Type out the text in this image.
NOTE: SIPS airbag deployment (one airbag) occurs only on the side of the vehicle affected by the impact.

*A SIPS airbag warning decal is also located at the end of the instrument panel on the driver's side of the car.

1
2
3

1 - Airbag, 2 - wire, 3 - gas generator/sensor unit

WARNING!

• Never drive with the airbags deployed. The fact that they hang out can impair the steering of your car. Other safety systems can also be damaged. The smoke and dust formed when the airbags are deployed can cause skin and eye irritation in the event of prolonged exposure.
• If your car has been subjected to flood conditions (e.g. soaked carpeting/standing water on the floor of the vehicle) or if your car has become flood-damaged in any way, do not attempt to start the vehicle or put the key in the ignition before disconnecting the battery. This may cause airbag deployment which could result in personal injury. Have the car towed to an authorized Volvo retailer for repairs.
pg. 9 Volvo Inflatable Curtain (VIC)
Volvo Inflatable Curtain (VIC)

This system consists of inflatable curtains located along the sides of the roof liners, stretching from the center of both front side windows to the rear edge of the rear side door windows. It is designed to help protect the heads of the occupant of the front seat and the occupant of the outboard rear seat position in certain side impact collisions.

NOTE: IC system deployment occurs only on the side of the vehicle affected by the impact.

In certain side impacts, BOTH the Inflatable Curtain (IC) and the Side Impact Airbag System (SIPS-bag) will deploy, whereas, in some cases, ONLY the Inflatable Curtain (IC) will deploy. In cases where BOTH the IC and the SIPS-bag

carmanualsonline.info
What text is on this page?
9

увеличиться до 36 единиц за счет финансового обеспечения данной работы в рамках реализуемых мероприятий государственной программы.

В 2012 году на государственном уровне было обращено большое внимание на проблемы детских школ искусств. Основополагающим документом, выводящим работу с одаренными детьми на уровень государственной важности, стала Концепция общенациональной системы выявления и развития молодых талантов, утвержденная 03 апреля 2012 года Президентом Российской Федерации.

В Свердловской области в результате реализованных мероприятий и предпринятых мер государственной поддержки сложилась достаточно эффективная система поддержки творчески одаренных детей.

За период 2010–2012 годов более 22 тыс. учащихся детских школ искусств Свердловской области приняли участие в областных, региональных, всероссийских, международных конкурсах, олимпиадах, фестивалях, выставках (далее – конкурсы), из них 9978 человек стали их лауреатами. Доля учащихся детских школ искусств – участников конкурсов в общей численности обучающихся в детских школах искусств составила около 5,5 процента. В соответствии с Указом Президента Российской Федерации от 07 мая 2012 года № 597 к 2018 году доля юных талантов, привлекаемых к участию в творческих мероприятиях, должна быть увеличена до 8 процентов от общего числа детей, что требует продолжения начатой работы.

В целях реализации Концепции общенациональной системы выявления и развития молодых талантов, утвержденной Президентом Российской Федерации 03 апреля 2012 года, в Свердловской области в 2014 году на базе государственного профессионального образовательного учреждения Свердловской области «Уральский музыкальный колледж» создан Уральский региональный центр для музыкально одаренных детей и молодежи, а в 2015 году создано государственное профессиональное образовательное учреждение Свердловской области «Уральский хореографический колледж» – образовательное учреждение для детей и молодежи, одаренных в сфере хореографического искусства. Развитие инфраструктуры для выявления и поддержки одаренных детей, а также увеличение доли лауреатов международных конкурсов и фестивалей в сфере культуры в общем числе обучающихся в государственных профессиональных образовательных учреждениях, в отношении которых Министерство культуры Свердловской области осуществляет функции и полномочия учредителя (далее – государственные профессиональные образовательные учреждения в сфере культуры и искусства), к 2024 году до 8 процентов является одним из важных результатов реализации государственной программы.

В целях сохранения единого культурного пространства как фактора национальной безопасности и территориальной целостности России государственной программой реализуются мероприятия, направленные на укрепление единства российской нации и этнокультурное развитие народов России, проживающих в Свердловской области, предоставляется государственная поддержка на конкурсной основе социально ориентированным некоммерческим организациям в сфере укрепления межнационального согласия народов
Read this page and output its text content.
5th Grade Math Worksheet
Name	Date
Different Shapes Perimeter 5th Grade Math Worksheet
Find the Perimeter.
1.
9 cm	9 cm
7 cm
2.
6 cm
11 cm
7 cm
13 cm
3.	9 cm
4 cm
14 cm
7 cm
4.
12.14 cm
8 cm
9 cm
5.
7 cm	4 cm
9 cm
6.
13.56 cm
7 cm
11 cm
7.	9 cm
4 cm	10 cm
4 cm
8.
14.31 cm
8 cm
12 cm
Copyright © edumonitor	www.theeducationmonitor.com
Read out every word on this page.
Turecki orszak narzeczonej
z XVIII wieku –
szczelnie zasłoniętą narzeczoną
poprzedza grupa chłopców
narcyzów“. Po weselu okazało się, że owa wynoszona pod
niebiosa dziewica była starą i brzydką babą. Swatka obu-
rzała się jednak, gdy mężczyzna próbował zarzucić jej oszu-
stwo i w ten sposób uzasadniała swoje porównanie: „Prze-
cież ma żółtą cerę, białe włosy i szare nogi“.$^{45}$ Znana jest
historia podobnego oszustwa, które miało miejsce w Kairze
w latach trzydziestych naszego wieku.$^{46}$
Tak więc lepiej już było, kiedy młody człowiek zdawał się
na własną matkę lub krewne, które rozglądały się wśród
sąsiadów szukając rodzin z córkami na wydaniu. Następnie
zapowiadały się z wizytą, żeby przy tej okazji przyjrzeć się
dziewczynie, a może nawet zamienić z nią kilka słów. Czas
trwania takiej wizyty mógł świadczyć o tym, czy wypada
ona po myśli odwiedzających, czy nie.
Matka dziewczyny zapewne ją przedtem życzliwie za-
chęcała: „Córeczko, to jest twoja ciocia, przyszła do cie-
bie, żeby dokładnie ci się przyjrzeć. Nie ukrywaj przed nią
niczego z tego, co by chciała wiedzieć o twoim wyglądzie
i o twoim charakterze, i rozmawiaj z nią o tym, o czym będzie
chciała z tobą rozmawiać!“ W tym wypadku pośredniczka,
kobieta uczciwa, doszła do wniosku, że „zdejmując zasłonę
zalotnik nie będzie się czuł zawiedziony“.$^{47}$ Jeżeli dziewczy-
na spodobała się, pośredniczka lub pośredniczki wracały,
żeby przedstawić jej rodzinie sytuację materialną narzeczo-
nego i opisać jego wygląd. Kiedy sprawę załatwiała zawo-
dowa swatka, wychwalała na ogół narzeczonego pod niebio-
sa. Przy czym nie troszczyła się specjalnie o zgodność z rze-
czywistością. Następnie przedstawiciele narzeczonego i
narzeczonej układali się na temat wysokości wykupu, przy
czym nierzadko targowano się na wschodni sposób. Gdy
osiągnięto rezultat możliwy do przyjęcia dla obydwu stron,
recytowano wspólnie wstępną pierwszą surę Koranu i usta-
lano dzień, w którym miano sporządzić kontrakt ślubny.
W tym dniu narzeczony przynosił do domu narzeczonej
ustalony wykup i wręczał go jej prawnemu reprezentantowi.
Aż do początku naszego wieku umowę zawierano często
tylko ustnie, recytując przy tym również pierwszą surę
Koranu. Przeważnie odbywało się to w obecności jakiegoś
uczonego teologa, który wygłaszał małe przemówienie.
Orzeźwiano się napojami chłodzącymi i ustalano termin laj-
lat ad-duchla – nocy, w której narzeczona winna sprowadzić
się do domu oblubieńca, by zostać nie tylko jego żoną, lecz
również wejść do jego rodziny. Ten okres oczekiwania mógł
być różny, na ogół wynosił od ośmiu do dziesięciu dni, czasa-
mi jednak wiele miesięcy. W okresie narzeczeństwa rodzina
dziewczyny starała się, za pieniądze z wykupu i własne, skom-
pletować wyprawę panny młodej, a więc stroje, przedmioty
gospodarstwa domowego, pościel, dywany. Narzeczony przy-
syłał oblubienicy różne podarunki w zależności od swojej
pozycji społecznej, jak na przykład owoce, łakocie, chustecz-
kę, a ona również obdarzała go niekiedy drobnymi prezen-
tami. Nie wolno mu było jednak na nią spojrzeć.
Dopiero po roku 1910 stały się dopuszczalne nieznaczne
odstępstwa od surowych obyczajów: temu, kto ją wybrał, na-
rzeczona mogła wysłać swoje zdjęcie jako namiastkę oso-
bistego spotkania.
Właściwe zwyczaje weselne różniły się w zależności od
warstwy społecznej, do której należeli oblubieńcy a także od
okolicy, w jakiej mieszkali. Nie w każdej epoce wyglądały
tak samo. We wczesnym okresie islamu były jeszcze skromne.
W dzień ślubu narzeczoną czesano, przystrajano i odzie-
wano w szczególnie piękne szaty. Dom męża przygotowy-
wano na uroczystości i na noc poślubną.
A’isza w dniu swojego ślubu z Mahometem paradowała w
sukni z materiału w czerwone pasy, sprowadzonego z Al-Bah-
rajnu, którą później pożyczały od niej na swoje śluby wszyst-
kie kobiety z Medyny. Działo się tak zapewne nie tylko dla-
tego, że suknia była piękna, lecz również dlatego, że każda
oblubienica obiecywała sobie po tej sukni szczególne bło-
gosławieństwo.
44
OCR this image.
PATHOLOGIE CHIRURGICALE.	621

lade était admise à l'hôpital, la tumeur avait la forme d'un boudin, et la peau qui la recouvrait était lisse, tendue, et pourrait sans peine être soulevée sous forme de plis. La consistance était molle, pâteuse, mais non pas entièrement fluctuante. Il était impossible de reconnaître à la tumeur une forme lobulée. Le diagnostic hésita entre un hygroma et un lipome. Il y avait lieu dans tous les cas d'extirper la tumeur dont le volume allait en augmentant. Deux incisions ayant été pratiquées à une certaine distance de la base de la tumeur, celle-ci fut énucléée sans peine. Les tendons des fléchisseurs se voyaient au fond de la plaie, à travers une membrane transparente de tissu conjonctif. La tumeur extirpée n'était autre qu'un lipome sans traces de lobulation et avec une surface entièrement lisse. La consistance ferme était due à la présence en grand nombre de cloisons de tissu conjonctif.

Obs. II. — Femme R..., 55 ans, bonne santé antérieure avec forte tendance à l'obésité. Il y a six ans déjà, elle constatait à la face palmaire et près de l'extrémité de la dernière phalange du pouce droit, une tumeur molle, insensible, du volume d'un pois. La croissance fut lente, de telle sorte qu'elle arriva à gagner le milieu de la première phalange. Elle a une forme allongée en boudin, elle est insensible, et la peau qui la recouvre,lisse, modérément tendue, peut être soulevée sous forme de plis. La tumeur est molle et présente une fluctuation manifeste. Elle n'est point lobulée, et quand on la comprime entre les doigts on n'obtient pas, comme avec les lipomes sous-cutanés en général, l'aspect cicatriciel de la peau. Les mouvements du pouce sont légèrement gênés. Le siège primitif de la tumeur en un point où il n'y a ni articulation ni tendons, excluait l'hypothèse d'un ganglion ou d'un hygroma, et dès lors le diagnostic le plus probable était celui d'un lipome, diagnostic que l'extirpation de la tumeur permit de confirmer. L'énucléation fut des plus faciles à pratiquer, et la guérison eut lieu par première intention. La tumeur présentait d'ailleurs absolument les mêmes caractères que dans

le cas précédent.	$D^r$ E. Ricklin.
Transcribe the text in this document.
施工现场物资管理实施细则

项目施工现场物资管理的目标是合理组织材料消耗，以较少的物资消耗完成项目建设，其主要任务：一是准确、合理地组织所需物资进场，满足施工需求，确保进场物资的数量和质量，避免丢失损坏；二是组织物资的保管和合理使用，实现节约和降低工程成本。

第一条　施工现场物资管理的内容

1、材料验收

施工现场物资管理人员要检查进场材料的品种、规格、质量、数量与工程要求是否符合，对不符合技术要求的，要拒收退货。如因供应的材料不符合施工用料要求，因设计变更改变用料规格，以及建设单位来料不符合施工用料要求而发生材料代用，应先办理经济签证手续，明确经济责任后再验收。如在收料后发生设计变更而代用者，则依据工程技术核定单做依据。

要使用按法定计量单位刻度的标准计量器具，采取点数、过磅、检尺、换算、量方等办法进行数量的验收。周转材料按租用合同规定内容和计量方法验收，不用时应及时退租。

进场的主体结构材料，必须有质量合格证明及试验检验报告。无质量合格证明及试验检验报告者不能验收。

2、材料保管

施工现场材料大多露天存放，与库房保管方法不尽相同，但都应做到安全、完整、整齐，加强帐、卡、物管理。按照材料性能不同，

^^^^^^^^^^^^^^^^

§ Goal: Reproduce only the lines running from the one that contains "Transcribe the text in this document." to the last line of the records.

§ Output below:
Transcribe the text in this document.
施工现场物资管理实施细则

项目施工现场物资管理的目标是合理组织材料消耗，以较少的物资消耗完成项目建设，其主要任务：一是准确、合理地组织所需物资进场，满足施工需求，确保进场物资的数量和质量，避免丢失损坏；二是组织物资的保管和合理使用，实现节约和降低工程成本。

第一条　施工现场物资管理的内容

1、材料验收

施工现场物资管理人员要检查进场材料的品种、规格、质量、数量与工程要求是否符合，对不符合技术要求的，要拒收退货。如因供应的材料不符合施工用料要求，因设计变更改变用料规格，以及建设单位来料不符合施工用料要求而发生材料代用，应先办理经济签证手续，明确经济责任后再验收。如在收料后发生设计变更而代用者，则依据工程技术核定单做依据。

要使用按法定计量单位刻度的标准计量器具，采取点数、过磅、检尺、换算、量方等办法进行数量的验收。周转材料按租用合同规定内容和计量方法验收，不用时应及时退租。

进场的主体结构材料，必须有质量合格证明及试验检验报告。无质量合格证明及试验检验报告者不能验收。

2、材料保管

施工现场材料大多露天存放，与库房保管方法不尽相同，但都应做到安全、完整、整齐，加强帐、卡、物管理。按照材料性能不同，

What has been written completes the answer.